··· Data for this exercise ···

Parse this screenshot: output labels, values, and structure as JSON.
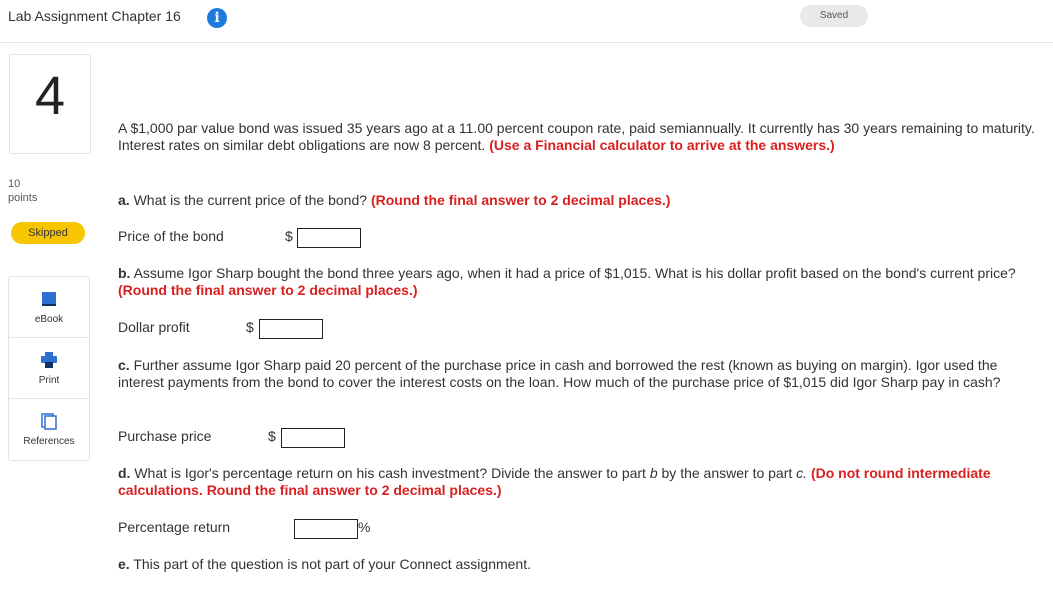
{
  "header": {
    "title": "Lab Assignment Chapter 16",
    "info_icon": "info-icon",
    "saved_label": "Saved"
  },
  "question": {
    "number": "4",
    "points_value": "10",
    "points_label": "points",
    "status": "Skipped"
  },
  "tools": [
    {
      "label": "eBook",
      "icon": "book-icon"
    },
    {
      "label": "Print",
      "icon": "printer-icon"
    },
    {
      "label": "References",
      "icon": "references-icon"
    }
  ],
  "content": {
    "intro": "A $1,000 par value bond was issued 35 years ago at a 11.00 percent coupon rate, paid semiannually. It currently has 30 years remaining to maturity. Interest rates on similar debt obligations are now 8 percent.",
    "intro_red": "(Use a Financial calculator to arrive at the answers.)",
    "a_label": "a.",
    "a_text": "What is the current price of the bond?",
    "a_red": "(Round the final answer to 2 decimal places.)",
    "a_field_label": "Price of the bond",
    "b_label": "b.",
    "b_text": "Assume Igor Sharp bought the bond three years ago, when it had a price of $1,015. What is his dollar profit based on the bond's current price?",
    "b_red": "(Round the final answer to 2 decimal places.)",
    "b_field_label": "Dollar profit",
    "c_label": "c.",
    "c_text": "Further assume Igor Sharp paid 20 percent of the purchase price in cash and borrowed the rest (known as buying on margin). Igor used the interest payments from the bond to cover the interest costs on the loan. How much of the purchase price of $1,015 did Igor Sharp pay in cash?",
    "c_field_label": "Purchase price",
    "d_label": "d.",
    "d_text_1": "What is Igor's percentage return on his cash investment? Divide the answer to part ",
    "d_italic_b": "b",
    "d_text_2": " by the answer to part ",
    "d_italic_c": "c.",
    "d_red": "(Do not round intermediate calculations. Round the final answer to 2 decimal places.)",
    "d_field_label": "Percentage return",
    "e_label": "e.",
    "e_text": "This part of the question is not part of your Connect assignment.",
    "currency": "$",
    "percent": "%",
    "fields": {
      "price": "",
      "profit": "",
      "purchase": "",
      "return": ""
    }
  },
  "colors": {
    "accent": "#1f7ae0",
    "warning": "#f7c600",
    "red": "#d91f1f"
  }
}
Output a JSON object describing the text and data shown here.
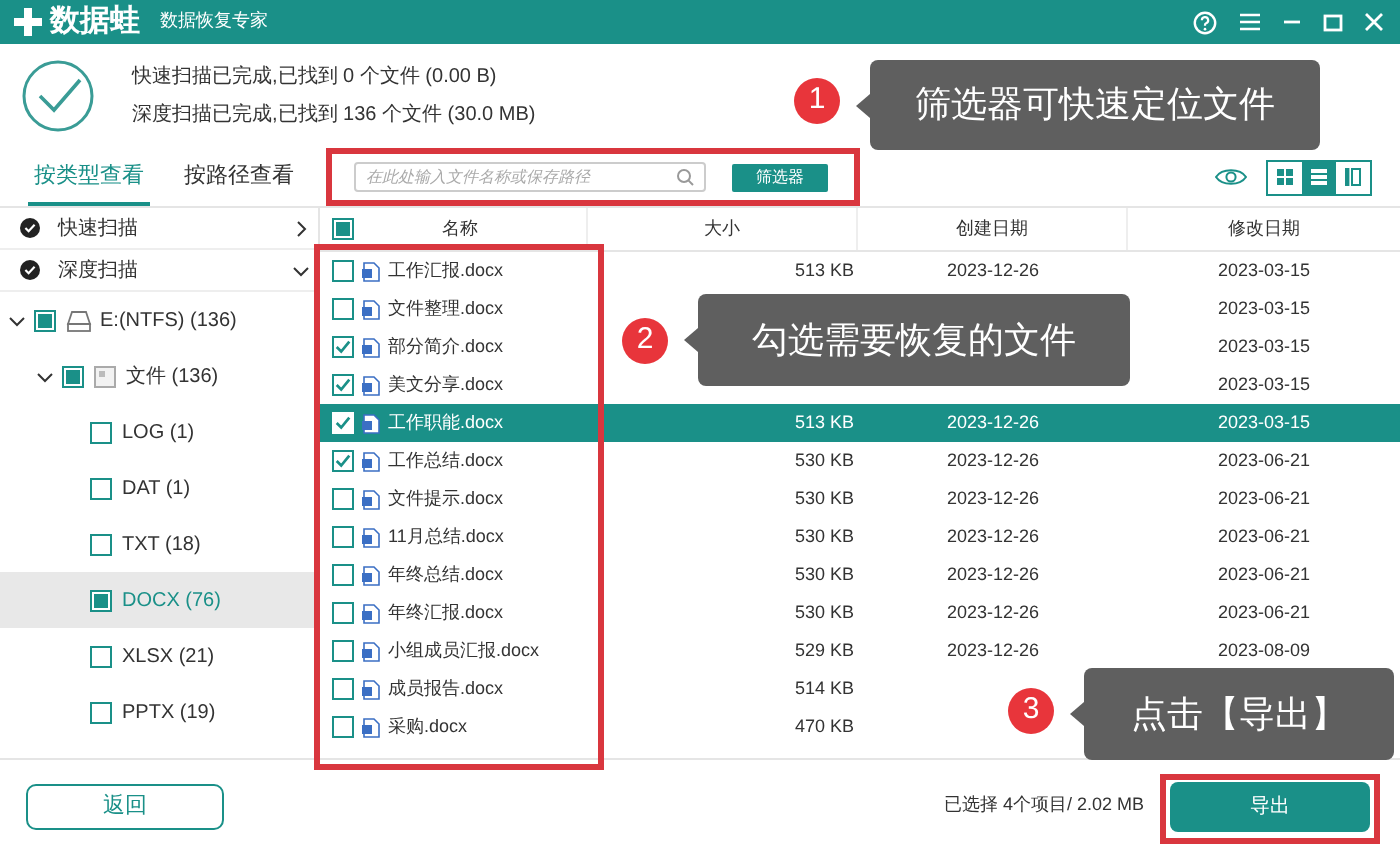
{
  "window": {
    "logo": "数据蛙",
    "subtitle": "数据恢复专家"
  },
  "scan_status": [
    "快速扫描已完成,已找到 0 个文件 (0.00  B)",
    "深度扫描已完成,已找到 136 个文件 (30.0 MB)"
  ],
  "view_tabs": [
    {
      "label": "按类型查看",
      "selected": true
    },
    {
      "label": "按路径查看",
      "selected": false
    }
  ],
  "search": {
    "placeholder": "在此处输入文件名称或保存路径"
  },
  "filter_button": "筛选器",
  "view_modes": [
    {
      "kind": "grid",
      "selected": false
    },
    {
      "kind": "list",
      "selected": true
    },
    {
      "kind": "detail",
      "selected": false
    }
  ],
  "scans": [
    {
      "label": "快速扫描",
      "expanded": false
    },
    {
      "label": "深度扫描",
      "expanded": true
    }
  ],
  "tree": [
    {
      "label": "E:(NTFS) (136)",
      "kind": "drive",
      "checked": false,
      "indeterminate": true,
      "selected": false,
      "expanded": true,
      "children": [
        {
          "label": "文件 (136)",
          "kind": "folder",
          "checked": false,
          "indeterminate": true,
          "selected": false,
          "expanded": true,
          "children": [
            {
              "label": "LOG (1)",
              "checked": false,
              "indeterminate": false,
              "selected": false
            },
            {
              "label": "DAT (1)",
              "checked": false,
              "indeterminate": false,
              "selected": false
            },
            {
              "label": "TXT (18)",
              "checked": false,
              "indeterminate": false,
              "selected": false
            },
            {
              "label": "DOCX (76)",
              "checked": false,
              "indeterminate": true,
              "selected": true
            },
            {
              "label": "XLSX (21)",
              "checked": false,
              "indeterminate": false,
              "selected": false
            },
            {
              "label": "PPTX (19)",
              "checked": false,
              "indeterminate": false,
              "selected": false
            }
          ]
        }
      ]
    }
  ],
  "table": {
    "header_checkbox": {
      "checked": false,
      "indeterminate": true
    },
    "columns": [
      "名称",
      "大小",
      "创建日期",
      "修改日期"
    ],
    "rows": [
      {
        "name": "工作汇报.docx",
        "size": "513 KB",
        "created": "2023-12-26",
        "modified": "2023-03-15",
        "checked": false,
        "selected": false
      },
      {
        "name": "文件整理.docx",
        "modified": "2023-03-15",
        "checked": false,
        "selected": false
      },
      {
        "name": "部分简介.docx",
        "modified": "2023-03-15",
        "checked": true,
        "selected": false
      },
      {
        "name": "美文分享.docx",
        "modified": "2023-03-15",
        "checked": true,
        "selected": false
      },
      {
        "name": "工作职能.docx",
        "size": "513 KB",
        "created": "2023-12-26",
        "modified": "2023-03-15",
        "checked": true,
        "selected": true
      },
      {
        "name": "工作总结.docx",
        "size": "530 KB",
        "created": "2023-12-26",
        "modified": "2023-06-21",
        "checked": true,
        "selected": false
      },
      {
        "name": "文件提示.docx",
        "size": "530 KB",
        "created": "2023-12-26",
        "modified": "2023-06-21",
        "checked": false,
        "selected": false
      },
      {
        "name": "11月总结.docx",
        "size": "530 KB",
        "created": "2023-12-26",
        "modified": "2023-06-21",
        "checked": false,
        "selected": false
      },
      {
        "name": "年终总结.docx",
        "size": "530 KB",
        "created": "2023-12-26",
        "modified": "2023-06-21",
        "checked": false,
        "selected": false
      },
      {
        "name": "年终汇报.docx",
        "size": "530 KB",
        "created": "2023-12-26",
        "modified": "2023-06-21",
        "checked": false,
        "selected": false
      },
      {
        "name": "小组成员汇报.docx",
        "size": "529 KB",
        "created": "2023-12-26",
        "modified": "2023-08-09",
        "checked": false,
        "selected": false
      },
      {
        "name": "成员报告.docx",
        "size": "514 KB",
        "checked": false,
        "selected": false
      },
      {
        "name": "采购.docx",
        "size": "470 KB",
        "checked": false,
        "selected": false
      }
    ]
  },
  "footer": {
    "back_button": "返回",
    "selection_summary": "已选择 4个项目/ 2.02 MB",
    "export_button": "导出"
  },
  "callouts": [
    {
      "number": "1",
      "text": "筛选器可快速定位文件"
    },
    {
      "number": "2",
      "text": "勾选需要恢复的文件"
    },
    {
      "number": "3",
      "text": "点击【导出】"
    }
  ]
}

···

**The task:**
Extract every line above that contains the word "question".

**Output of the exercise:**
  "question": {
    "e_text": "This part of the question is not part of your Connect assignment.",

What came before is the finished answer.